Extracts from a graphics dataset

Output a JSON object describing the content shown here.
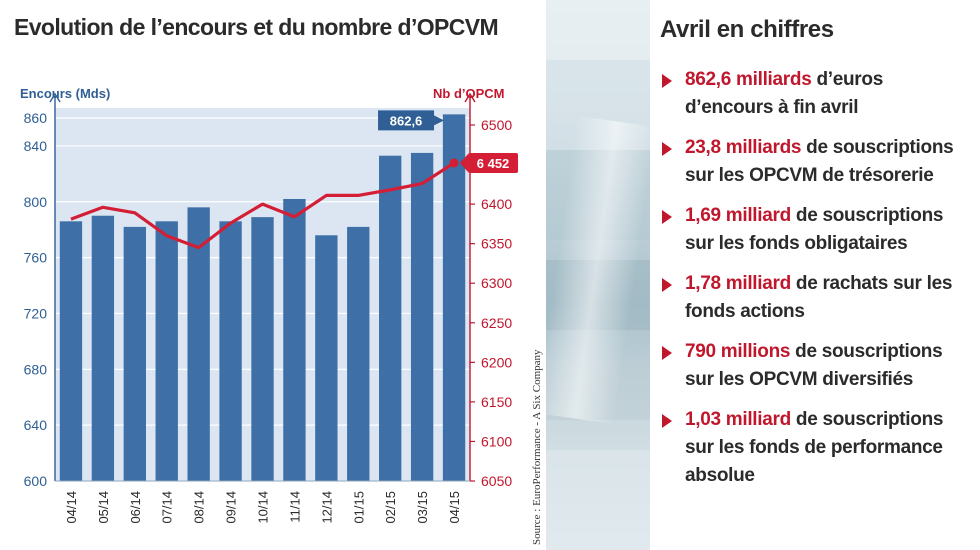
{
  "title": "Evolution de l’encours et du nombre d’OPCVM",
  "source": "Source : EuroPerformance - A Six Company",
  "chart_data": {
    "type": "bar",
    "categories": [
      "04/14",
      "05/14",
      "06/14",
      "07/14",
      "08/14",
      "09/14",
      "10/14",
      "11/14",
      "12/14",
      "01/15",
      "02/15",
      "03/15",
      "04/15"
    ],
    "series": [
      {
        "name": "Encours (Mds)",
        "type": "bar",
        "axis": "left",
        "values": [
          786,
          790,
          782,
          786,
          796,
          786,
          789,
          802,
          776,
          782,
          833,
          835,
          862.6
        ]
      },
      {
        "name": "Nb d’OPCM",
        "type": "line",
        "axis": "right",
        "values": [
          6381,
          6396,
          6389,
          6360,
          6345,
          6376,
          6400,
          6384,
          6411,
          6411,
          6418,
          6426,
          6452
        ]
      }
    ],
    "ylabel": "Encours (Mds)",
    "y2label": "Nb d’OPCM",
    "ylim": [
      600,
      860
    ],
    "yticks": [
      600,
      640,
      680,
      720,
      760,
      800,
      840,
      860
    ],
    "y2lim": [
      6050,
      6500
    ],
    "y2ticks": [
      6050,
      6100,
      6150,
      6200,
      6250,
      6300,
      6350,
      6400,
      6450,
      6500
    ],
    "callouts": {
      "bar_label": "862,6",
      "line_label": "6 452"
    },
    "colors": {
      "bar": "#3e6fa6",
      "line": "#d41e35",
      "left_axis": "#2f5f94",
      "right_axis": "#c0172d",
      "plot_bg": "#dbe6f2"
    }
  },
  "panel": {
    "title": "Avril en chiffres",
    "items": [
      {
        "highlight": "862,6 milliards",
        "text": " d’euros d’encours à fin avril"
      },
      {
        "highlight": "23,8 milliards",
        "text": " de souscriptions sur les OPCVM de trésorerie"
      },
      {
        "highlight": "1,69 milliard",
        "text": " de souscriptions sur les fonds obligataires"
      },
      {
        "highlight": "1,78 milliard",
        "text": " de rachats sur les fonds actions"
      },
      {
        "highlight": "790 millions",
        "text": " de souscriptions sur les OPCVM diversifiés"
      },
      {
        "highlight": "1,03 milliard",
        "text": " de souscriptions sur les fonds de performance absolue"
      }
    ]
  }
}
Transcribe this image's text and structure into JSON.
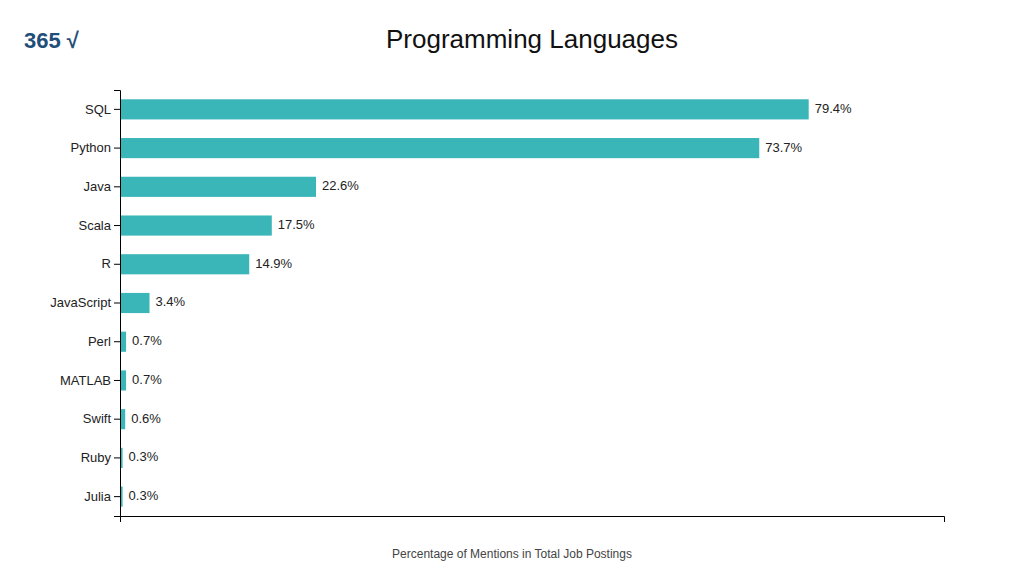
{
  "chart_data": {
    "type": "bar",
    "orientation": "horizontal",
    "title": "Programming Languages",
    "xlabel": "Percentage of Mentions in Total Job Postings",
    "annotations": [
      "365",
      "√"
    ],
    "categories": [
      "SQL",
      "Python",
      "Java",
      "Scala",
      "R",
      "JavaScript",
      "Perl",
      "MATLAB",
      "Swift",
      "Ruby",
      "Julia"
    ],
    "values": [
      79.4,
      73.7,
      22.6,
      17.5,
      14.9,
      3.4,
      0.7,
      0.7,
      0.6,
      0.3,
      0.3
    ],
    "value_labels": [
      "79.4%",
      "73.7%",
      "22.6%",
      "17.5%",
      "14.9%",
      "3.4%",
      "0.7%",
      "0.7%",
      "0.6%",
      "0.3%",
      "0.3%"
    ],
    "data_labels": true,
    "color": "#3ab5b8",
    "xlim": [
      0,
      95
    ],
    "xticks": [],
    "tick_labels": "y",
    "grid": false
  }
}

## Do this
State the count of lines above containing the string "OPCVM", and add nothing to it.

## Solution to this exercise
3